Problem to work on: Return every line below as is, leaving out the pictures.

[start of Data]

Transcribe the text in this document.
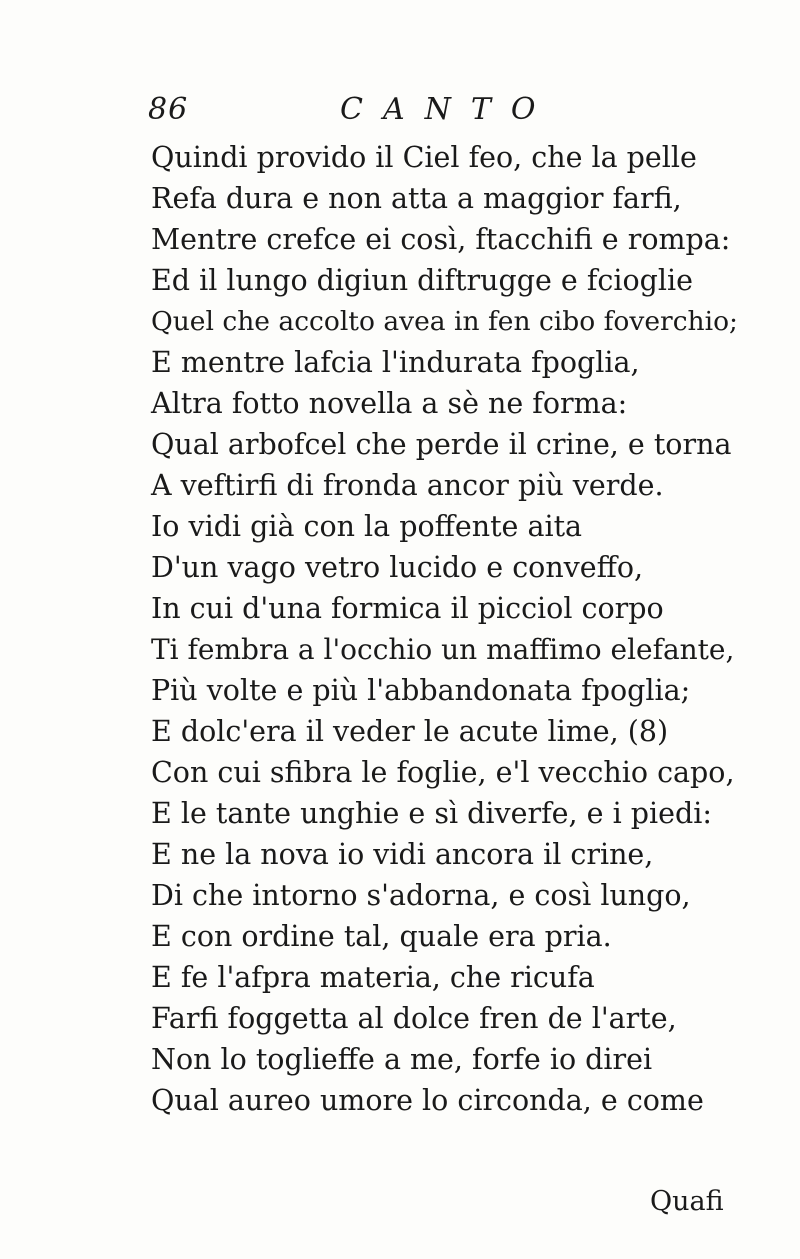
86	CANTO
Quindi provido il Ciel feo, che la pelle
Refa dura e non atta a maggior farfi,
Mentre crefce ei così, ftacchifi e rompa:
Ed il lungo digiun diftrugge e fcioglie
Quel che accolto avea in fen cibo foverchio;
E mentre lafcia l'indurata fpoglia,
Altra fotto novella a sè ne forma:
Qual arbofcel che perde il crine, e torna
A veftirfi di fronda ancor più verde.
Io vidi già con la poffente aita
D'un vago vetro lucido e conveffo,
In cui d'una formica il picciol corpo
Ti fembra a l'occhio un maffimo elefante,
Più volte e più l'abbandonata fpoglia;
E dolc'era il veder le acute lime, (8)
Con cui sfibra le foglie, e'l vecchio capo,
E le tante unghie e sì diverfe, e i piedi:
E ne la nova io vidi ancora il crine,
Di che intorno s'adorna, e così lungo,
E con ordine tal, quale era pria.
E fe l'afpra materia, che ricufa
Farfi foggetta al dolce fren de l'arte,
Non lo toglieffe a me, forfe io direi
Qual aureo umore lo circonda, e come
Quafi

[end of Data]

The completed task:
Transcribe the text in this document.
86	CANTO
Quindi provido il Ciel feo, che la pelle
Refa dura e non atta a maggior farfi,
Mentre crefce ei così, ftacchifi e rompa:
Ed il lungo digiun diftrugge e fcioglie
Quel che accolto avea in fen cibo foverchio;
E mentre lafcia l'indurata fpoglia,
Altra fotto novella a sè ne forma:
Qual arbofcel che perde il crine, e torna
A veftirfi di fronda ancor più verde.
Io vidi già con la poffente aita
D'un vago vetro lucido e conveffo,
In cui d'una formica il picciol corpo
Ti fembra a l'occhio un maffimo elefante,
Più volte e più l'abbandonata fpoglia;
E dolc'era il veder le acute lime, (8)
Con cui sfibra le foglie, e'l vecchio capo,
E le tante unghie e sì diverfe, e i piedi:
E ne la nova io vidi ancora il crine,
Di che intorno s'adorna, e così lungo,
E con ordine tal, quale era pria.
E fe l'afpra materia, che ricufa
Farfi foggetta al dolce fren de l'arte,
Non lo toglieffe a me, forfe io direi
Qual aureo umore lo circonda, e come
Quafi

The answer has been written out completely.